§ **Problem description**: Pick out the lines below with "Hugh" and list them.

§ **Dataset records**:
* * *
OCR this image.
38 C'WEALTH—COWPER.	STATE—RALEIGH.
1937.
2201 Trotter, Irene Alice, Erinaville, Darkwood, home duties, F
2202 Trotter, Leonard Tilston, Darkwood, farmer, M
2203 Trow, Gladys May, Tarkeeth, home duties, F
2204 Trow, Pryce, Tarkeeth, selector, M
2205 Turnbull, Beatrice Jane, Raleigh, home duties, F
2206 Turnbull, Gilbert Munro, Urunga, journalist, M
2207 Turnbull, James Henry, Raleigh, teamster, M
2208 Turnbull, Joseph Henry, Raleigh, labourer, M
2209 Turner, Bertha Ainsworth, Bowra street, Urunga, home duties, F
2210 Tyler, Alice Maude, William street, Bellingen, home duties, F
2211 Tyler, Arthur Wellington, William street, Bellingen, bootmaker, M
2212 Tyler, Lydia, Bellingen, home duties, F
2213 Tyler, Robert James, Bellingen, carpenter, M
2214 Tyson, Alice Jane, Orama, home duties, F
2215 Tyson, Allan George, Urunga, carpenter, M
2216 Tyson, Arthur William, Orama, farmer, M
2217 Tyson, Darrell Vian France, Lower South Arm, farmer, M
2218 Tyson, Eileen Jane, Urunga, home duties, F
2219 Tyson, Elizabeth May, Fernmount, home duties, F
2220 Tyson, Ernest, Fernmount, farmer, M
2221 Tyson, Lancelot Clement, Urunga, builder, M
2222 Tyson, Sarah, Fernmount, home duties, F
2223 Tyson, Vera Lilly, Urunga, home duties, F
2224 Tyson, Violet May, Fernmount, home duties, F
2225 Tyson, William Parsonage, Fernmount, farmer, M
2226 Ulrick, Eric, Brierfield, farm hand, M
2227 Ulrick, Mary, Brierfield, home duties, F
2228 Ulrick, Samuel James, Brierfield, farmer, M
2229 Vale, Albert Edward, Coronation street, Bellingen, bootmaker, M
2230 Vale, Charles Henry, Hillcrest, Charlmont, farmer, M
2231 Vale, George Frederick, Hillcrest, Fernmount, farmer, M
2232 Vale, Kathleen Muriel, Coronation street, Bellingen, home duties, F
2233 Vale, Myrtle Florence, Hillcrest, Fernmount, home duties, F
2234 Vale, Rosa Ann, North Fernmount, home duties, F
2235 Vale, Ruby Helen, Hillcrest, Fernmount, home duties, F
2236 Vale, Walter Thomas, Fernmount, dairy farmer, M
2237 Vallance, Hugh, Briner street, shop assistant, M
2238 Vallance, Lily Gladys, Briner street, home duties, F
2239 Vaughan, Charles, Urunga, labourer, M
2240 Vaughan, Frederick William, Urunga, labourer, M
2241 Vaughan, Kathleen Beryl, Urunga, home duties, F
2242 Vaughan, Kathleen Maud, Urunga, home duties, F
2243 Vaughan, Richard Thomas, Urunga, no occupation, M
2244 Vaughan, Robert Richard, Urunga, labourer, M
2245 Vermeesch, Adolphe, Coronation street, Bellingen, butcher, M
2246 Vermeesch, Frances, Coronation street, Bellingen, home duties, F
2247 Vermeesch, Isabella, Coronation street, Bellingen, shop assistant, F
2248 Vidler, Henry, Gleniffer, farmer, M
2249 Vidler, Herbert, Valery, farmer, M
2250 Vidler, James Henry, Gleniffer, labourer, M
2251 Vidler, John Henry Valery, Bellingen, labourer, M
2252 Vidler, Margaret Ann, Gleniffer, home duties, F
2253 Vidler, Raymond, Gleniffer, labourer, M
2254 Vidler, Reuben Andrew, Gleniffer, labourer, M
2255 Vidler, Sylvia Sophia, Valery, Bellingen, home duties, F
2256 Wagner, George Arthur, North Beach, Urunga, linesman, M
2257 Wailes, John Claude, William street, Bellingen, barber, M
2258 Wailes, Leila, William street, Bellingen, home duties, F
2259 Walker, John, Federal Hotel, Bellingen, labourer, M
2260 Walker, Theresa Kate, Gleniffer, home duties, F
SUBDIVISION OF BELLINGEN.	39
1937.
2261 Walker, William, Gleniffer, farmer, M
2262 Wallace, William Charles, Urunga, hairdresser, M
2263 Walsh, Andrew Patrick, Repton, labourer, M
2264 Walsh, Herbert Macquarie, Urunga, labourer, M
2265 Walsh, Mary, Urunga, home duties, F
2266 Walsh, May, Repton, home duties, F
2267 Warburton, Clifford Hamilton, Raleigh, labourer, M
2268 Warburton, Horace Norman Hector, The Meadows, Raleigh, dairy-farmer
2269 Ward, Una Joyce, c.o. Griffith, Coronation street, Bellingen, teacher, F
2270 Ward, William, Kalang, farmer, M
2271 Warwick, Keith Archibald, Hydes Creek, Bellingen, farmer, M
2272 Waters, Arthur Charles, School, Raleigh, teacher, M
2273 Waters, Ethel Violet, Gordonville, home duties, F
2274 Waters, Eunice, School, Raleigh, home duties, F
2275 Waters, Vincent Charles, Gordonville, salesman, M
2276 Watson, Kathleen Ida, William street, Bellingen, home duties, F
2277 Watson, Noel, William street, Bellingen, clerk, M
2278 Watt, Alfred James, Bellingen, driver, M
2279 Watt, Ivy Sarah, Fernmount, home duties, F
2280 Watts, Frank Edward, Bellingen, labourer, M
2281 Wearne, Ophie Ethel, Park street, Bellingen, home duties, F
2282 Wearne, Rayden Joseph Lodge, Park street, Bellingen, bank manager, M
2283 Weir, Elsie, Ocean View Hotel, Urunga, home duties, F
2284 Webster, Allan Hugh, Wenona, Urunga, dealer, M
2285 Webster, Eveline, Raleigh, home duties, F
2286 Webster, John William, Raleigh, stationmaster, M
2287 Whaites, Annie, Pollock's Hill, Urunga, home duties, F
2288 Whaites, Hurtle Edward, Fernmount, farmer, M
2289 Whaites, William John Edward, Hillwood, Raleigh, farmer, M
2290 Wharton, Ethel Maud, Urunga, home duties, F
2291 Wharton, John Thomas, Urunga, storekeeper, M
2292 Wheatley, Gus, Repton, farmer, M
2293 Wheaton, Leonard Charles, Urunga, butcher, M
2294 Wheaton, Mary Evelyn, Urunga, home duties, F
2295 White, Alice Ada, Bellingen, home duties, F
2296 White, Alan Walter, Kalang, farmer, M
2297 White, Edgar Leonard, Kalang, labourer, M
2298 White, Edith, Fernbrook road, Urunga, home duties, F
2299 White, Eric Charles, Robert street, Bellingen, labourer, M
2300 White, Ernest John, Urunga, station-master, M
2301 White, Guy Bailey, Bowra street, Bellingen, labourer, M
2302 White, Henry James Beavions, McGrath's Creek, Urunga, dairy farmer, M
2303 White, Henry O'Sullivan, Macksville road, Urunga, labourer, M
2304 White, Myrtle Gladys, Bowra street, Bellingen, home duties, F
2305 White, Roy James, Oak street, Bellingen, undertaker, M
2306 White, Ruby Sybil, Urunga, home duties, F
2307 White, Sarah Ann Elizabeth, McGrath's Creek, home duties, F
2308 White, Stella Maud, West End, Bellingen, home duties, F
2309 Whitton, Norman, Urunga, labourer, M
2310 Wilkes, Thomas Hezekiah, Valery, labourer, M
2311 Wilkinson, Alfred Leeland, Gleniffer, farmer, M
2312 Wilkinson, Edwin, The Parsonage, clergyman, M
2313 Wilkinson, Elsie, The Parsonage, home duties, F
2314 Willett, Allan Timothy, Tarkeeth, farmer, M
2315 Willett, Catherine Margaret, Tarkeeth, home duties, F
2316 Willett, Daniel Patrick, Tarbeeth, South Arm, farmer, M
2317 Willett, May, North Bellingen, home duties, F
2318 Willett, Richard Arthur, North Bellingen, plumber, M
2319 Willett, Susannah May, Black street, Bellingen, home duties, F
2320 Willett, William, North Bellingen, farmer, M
* * *
§ **Response**:
2237 Vallance, Hugh, Briner street, shop assistant, M
2284 Webster, Allan Hugh, Wenona, Urunga, dealer, M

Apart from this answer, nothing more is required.